◆ What the task requires
Filter these entries, keeping only lines that hold the word "Acan".

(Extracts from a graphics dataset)
-.-.-

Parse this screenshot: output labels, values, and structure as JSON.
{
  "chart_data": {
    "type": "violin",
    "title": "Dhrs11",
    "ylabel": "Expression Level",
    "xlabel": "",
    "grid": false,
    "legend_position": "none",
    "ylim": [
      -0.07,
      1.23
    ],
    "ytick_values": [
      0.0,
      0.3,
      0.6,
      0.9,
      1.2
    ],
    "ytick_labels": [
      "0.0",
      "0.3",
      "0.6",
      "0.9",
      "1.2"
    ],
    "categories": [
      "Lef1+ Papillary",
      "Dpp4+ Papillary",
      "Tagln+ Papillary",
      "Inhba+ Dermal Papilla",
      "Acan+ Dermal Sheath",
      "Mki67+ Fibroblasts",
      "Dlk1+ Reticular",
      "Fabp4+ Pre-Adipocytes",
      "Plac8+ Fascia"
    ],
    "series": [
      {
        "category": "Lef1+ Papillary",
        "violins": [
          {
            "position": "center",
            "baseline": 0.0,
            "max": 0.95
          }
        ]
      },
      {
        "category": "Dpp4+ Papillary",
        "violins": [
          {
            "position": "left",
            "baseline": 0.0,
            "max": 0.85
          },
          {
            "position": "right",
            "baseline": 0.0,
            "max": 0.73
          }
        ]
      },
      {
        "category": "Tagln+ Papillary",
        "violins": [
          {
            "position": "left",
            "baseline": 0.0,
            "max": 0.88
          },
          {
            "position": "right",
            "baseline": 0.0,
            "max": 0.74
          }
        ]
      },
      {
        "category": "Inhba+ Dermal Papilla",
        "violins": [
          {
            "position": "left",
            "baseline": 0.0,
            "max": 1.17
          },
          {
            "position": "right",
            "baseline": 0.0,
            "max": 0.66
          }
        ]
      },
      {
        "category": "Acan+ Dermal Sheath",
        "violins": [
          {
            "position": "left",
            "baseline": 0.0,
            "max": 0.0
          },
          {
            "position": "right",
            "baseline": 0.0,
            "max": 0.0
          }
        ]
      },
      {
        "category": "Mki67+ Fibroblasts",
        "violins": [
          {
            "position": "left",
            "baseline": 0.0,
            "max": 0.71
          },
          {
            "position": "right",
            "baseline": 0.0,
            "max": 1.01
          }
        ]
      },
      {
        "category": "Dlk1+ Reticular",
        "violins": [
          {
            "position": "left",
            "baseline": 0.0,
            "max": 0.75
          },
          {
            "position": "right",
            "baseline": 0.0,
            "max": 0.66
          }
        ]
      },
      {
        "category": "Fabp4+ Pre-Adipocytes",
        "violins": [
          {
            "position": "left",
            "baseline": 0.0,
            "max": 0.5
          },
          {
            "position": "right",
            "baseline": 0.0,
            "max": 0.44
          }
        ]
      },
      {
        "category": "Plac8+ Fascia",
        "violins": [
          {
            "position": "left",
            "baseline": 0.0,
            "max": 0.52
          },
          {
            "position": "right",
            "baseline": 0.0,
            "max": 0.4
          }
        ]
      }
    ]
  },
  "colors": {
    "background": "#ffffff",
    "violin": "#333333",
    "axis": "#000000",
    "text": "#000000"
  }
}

-.-.-

◆ Response to this task
      "Acan+ Dermal Sheath",
        "category": "Acan+ Dermal Sheath",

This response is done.